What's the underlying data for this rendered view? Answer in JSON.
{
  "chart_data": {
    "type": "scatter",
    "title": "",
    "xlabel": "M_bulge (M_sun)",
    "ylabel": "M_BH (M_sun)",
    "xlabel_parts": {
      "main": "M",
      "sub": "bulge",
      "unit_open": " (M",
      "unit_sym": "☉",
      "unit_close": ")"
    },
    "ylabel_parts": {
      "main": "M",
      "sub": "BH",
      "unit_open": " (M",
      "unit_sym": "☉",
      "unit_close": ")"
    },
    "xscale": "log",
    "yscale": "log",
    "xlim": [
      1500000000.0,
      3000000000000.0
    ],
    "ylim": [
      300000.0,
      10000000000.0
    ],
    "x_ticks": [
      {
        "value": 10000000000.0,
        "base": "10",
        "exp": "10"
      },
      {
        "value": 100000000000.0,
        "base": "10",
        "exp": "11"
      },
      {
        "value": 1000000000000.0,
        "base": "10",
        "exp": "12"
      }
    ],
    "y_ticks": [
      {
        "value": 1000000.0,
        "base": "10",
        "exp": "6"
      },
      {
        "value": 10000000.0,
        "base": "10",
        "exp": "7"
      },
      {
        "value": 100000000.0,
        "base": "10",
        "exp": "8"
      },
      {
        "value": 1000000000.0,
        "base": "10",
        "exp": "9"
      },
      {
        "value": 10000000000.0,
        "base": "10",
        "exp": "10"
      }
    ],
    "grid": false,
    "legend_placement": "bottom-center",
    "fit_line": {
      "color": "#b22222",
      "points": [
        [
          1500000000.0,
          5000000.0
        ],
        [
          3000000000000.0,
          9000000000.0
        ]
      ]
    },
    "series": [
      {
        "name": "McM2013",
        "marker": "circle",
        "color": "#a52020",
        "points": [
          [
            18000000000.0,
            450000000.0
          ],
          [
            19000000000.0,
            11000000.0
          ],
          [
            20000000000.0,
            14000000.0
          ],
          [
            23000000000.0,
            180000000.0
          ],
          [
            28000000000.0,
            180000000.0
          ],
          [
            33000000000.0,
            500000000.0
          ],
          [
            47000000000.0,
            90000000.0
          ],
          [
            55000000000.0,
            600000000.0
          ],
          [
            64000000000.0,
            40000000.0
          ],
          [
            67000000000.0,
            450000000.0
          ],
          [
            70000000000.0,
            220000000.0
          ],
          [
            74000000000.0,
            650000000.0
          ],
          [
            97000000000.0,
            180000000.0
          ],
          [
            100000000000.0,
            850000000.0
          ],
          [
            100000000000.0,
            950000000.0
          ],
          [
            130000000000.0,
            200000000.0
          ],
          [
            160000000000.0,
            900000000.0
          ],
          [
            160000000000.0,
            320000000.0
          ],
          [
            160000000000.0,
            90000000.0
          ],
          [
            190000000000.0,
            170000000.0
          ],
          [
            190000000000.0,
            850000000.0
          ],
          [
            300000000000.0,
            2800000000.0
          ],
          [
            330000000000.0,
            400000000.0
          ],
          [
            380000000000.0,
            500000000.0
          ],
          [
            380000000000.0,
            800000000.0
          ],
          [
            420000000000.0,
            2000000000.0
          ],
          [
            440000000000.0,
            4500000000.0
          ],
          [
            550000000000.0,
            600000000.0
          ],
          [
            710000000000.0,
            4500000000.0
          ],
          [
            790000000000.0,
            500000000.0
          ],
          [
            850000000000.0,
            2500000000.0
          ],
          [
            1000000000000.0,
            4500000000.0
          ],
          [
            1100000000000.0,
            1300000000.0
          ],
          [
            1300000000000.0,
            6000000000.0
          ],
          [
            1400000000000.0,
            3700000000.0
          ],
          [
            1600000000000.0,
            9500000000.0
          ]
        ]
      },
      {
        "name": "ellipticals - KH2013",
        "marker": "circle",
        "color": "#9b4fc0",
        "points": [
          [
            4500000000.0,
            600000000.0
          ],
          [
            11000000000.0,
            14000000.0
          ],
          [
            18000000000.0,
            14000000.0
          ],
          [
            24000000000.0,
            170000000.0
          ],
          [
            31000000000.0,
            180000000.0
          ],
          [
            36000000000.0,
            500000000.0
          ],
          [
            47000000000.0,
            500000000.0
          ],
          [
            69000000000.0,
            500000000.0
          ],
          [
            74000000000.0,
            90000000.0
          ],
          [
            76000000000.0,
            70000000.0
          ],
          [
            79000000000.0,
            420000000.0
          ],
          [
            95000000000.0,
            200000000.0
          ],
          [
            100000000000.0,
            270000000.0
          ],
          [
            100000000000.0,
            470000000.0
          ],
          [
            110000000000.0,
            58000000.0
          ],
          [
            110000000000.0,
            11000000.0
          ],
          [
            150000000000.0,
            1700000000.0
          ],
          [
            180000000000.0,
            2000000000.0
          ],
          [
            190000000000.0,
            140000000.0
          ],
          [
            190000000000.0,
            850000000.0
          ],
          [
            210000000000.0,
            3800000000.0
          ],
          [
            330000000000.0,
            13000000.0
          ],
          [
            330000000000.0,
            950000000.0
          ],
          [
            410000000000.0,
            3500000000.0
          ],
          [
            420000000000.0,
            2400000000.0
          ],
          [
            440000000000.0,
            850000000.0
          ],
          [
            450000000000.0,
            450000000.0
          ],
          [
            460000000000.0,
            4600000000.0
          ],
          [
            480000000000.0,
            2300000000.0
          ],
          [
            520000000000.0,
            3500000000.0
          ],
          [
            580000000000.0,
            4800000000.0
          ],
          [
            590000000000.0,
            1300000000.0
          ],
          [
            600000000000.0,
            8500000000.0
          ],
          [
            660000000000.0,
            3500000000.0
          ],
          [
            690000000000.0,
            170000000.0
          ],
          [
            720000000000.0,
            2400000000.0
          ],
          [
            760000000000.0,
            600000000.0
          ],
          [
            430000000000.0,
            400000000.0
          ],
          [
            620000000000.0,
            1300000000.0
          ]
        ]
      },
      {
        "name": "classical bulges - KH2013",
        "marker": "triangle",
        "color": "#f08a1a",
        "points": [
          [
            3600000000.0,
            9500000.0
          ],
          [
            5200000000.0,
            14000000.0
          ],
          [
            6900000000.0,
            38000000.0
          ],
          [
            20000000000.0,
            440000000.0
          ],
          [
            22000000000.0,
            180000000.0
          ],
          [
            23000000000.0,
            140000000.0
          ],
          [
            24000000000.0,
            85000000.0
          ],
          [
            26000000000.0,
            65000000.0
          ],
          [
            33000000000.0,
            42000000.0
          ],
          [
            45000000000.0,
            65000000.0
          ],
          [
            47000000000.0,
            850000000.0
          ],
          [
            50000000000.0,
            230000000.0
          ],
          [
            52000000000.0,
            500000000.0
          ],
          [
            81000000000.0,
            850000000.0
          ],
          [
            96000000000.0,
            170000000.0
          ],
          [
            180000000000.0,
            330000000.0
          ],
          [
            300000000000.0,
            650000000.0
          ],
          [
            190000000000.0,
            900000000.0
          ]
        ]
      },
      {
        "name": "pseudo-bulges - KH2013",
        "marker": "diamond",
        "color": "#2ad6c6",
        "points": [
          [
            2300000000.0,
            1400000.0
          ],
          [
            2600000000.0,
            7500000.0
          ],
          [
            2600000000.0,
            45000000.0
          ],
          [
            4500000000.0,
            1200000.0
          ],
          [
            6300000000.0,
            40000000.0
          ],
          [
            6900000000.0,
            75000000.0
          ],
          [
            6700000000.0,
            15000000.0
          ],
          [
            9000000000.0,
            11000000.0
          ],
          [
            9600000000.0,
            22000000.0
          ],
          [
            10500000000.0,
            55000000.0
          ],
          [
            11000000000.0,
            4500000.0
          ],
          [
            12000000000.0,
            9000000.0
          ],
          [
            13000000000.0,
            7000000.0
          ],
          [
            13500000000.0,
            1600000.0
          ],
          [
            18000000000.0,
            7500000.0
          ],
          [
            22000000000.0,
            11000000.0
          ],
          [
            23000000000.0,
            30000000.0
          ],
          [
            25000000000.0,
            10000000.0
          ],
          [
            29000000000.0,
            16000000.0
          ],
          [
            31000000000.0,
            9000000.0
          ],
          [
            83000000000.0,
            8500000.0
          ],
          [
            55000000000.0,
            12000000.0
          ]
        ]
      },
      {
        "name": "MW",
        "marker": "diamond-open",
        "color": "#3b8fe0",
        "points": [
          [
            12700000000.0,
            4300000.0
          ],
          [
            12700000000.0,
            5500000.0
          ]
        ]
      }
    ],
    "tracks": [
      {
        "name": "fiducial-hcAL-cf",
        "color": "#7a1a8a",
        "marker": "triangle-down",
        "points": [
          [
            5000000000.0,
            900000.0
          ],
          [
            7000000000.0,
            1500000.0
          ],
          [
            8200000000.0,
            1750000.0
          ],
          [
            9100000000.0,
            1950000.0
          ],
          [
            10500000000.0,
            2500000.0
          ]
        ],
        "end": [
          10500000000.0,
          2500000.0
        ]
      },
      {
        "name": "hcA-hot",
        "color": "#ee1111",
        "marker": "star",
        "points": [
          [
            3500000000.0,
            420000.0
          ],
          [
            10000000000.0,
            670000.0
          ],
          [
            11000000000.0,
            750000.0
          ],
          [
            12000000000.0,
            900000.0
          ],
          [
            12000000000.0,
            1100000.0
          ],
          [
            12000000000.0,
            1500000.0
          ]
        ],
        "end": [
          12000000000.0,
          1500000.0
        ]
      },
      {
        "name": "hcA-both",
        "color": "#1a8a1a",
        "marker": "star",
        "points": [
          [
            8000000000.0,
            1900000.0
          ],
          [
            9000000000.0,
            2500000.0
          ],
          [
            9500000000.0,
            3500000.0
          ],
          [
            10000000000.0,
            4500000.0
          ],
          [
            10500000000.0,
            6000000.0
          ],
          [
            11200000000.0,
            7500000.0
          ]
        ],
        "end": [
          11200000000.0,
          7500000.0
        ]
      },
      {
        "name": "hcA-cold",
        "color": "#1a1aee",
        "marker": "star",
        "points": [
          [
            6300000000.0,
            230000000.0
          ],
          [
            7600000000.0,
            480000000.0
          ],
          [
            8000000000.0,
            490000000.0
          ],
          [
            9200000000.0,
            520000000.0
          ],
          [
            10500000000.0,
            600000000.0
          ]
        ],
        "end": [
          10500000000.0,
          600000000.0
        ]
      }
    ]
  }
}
* * * * *
AIM. Copy out each line of the data containing the string "triangle".

WRITTEN SOLUTION.
        "marker": "triangle",
        "marker": "triangle-down",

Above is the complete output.